Carry on the forum thread about coding the rain-closing windows, starting right after its last line.

═══ Selected passage ═══

For the rain sensor, the other thing to do* AFTER* setting the bit to activate the 'Rain Closing' menu option in the MFI display is to (using module 9 - Cent. Electr) clear bit 5 '*Rain Sensor Inactive*' in the long code helper. As simple as that. 
Caveat: I realize that CC's have different components (my RLS component part # in Cent. Electronics module is 1K0 955 559 AH) so this may not work for you.


----------



## VdubTX (Jul 5, 2003)

OK. Here are my options as shown in the Long Coding Helper for Byte's 6 through 9 which will get you Windows Up/Down with Remote Key Fob and the Rain Sensing Windows Closing. 





































Also, in the adaptation settings you need to change the value to 1 from 0 in channel 17 as shown.


----------



## ebi718 (Jan 16, 2011)

Just curious: what is the effect of the adaptation setting? Is it necessary?


----------



## VdubTX (Jul 5, 2003)

de_bklyn said:


> Just curious: what is the effect of the adaptation setting? Is it necessary?


 Not an expert, but I believe it enables the Rain Closing feature in the MFD to be permanently on. Otherwise I think it has to be enabled every time the car is started.


----------



## fco_cantu (Oct 7, 2008)

VdubTX said:


> Not an expert, but I believe it enables the Rain Closing feature in the MFD to be permanently on. Otherwise I think it has to be enabled every time the car is started.

═══ Material shown ═══

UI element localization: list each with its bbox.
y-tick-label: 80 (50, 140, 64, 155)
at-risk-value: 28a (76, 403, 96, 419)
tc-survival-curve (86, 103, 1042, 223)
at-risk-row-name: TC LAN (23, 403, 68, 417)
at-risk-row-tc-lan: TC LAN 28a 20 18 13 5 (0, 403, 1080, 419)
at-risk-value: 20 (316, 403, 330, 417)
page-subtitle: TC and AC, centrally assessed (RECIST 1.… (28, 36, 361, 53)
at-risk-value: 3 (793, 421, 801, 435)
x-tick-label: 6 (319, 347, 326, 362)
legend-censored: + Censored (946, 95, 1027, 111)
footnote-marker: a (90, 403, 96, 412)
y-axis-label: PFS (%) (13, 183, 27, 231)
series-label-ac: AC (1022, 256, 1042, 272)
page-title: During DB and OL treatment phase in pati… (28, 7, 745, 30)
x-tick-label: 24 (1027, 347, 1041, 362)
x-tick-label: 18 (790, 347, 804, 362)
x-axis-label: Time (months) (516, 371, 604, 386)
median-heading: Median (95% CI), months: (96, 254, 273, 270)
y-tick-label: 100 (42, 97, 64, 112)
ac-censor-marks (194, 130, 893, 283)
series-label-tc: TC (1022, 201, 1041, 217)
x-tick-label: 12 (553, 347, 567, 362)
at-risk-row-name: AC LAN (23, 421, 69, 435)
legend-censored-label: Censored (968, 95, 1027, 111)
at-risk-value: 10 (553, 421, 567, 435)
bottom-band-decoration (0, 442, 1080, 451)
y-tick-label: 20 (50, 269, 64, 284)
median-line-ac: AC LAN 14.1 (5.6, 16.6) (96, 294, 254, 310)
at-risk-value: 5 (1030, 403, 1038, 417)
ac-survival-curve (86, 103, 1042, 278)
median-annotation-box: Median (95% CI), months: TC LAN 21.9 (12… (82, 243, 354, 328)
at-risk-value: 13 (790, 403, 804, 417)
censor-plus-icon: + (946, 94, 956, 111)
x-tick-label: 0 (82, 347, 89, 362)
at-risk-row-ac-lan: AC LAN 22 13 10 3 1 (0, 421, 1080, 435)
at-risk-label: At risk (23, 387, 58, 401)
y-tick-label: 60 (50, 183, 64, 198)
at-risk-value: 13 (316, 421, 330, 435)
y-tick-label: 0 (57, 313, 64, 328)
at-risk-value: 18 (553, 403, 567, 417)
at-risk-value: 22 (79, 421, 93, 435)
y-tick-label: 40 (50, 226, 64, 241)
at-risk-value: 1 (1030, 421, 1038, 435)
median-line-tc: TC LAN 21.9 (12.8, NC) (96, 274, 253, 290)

═══

# [Final result]
 I was hopping this was done for the open/close with fob because I believe my bits are same way as posted but still no luck! 

When I have a chance I will compare and also post my Module number...


----------



## ebi718 (Jan 16, 2011)

VdubTX said:


> Not an expert, but I believe it enables the Rain Closing feature in the MFD to be permanently on. Otherwise I think it has to be enabled every time the car is started.


 Same here (not an expert)...I didn't check/verify mine if adaption setting is the same as yours. However from testing as configured, once the sensor is triggered, it is reset ONLY after another cycle of starting the engine/parking.


----------



## VdubTX (Jul 5, 2003)

de_bklyn said:


> Same here (not an expert)...I didn't check/verify mine if adaption setting is the same as yours. However from testing as configured, once the sensor is triggered, it is reset ONLY after another cycle of starting the engine/parking.


 :thumbup: With what I posted, my rain closing option in the MFD is always ON.


----------



## fco_cantu (Oct 7, 2008)

VdubTX said:


> :thumbup: With what I posted, my rain closing option in the MFD is always ON.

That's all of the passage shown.